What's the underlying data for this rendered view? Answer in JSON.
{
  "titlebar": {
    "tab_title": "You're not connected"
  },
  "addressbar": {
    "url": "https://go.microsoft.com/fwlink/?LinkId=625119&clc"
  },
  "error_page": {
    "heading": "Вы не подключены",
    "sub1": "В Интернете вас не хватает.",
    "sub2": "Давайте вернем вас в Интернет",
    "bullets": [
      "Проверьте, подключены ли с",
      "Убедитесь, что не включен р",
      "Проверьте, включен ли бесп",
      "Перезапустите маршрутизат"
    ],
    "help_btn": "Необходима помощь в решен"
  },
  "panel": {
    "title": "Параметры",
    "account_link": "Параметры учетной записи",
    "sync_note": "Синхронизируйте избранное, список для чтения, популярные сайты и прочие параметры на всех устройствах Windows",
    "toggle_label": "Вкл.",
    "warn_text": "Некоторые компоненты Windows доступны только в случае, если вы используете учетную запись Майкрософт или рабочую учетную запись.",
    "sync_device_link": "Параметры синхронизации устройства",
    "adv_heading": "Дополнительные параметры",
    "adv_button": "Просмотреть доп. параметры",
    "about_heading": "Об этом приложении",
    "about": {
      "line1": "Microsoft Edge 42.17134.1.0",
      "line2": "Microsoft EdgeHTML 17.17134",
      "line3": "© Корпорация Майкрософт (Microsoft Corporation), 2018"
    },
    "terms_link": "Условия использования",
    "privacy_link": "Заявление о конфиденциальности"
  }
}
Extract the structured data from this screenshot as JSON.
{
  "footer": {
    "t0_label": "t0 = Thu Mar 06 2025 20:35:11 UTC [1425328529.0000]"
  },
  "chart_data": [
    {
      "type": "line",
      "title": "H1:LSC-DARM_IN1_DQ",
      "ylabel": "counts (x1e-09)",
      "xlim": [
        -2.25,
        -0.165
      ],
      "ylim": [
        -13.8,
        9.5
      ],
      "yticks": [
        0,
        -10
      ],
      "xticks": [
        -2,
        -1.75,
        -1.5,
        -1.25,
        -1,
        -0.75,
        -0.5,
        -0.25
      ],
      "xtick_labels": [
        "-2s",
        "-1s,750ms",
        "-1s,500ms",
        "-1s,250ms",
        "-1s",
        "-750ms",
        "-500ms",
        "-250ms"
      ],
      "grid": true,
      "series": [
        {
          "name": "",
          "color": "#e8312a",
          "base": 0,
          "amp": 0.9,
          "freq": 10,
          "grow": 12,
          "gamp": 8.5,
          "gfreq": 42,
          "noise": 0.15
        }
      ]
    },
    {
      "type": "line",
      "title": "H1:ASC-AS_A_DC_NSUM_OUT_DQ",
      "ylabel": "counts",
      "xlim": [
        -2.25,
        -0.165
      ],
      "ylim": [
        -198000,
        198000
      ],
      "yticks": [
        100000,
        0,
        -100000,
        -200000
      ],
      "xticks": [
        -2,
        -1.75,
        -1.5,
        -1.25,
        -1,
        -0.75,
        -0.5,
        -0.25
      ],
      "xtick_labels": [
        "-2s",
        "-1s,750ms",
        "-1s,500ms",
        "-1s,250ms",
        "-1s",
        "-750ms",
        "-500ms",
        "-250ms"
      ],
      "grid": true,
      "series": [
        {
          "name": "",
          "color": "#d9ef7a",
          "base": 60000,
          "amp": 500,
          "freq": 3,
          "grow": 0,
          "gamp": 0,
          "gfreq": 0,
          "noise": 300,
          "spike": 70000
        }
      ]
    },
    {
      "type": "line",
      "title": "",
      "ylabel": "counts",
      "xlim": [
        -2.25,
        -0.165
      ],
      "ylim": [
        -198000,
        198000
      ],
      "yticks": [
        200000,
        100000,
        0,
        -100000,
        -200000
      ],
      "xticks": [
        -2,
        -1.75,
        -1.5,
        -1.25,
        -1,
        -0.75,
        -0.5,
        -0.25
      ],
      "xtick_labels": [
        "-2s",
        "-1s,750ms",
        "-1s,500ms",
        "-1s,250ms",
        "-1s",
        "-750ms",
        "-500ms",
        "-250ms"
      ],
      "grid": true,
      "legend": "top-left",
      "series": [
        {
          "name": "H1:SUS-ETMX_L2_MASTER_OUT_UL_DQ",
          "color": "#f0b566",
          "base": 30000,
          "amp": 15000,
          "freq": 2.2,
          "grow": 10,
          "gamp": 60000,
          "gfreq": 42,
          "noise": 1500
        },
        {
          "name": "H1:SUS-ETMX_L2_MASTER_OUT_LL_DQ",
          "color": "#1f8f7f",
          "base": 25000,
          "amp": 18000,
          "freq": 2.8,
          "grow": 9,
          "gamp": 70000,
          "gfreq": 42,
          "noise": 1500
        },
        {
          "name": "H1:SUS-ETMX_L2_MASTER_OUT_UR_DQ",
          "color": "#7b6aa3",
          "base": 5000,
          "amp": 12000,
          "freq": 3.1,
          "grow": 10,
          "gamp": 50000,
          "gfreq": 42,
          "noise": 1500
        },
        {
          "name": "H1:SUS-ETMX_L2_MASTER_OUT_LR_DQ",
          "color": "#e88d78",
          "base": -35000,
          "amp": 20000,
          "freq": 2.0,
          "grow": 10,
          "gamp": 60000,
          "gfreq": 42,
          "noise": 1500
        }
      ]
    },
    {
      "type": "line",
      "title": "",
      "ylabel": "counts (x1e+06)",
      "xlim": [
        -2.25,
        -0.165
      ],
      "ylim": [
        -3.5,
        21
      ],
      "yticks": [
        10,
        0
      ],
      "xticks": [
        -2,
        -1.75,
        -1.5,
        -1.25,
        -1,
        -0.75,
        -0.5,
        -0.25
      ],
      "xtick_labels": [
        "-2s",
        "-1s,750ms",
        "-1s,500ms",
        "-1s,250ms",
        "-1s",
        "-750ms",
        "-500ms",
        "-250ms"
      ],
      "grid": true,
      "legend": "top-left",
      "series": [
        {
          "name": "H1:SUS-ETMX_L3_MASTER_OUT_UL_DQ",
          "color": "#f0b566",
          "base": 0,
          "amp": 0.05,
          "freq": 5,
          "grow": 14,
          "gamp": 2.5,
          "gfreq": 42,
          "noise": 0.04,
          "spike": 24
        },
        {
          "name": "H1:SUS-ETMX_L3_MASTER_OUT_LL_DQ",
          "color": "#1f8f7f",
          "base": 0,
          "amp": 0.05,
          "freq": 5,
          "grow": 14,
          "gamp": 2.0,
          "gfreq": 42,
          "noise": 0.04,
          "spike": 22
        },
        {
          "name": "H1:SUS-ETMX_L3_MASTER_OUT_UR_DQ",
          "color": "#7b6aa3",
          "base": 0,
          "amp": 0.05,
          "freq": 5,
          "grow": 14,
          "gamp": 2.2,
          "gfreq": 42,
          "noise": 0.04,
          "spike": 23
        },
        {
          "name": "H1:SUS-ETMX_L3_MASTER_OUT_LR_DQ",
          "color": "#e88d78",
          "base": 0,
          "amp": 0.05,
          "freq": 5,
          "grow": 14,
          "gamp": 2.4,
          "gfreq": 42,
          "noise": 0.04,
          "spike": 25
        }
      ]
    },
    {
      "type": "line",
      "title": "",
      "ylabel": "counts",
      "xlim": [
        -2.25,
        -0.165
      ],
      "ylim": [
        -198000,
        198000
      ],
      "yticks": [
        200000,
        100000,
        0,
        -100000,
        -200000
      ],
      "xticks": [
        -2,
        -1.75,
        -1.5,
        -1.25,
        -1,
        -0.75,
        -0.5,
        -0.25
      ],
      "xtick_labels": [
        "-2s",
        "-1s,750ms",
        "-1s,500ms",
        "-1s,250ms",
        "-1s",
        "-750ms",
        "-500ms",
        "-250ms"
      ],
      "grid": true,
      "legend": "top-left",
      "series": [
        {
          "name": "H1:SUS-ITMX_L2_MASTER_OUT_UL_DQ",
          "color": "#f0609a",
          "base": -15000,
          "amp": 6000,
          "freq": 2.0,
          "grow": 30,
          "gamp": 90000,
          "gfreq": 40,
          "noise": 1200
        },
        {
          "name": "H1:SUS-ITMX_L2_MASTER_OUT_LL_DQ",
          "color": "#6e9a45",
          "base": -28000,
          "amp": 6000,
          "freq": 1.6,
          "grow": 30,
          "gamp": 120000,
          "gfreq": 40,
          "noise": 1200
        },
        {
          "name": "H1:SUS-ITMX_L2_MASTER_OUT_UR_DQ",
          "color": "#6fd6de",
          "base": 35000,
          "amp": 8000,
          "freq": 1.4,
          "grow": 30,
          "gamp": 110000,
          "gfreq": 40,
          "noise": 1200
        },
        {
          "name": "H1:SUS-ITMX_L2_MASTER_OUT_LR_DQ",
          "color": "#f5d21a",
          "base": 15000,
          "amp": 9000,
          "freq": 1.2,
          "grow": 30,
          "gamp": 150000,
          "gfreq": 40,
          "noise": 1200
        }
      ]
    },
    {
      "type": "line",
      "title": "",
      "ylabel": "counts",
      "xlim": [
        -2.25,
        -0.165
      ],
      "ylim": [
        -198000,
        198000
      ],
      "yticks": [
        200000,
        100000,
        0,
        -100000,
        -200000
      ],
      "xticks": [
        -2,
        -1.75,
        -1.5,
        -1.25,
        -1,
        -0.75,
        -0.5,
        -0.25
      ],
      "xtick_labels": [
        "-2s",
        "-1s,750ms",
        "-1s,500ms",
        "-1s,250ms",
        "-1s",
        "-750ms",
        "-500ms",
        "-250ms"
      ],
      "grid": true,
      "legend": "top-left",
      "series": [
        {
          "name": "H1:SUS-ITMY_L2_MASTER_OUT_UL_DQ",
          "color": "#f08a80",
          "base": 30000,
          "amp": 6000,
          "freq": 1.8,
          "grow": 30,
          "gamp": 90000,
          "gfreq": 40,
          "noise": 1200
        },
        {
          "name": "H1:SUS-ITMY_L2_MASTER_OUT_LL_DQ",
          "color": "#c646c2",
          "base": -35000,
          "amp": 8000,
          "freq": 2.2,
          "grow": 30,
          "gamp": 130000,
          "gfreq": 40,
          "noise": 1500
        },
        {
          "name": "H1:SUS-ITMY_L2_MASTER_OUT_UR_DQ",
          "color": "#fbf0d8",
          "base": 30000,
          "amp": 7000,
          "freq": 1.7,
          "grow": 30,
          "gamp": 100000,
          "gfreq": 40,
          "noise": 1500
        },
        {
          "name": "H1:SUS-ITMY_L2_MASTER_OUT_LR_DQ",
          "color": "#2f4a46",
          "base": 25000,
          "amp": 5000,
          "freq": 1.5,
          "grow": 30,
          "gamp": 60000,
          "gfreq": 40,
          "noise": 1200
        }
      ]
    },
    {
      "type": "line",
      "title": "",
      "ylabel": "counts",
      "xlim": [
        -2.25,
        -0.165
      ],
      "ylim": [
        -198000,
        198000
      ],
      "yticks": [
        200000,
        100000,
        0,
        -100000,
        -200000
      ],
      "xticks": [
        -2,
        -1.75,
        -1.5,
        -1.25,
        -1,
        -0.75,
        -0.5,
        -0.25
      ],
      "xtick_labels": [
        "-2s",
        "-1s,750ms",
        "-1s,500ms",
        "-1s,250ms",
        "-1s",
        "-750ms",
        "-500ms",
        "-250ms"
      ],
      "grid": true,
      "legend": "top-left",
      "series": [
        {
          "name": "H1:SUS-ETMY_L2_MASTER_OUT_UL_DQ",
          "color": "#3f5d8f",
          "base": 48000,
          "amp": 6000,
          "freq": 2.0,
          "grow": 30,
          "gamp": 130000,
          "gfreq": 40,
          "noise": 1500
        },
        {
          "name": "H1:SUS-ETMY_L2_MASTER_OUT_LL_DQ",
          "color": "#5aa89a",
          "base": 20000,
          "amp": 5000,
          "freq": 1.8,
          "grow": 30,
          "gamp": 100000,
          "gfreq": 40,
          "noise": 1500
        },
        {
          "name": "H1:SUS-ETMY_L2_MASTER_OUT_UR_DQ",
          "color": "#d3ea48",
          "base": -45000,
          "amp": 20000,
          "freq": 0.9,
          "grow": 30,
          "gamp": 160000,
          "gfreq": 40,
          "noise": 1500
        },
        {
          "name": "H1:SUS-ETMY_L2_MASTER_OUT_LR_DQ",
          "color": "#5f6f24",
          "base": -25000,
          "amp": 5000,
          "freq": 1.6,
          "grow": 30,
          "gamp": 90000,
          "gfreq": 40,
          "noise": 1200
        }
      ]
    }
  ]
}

= = = = =

▶ _Exercise_
Give only the number of lines in the listing above that include the string "Проверьте".

▶ _Task solution_
2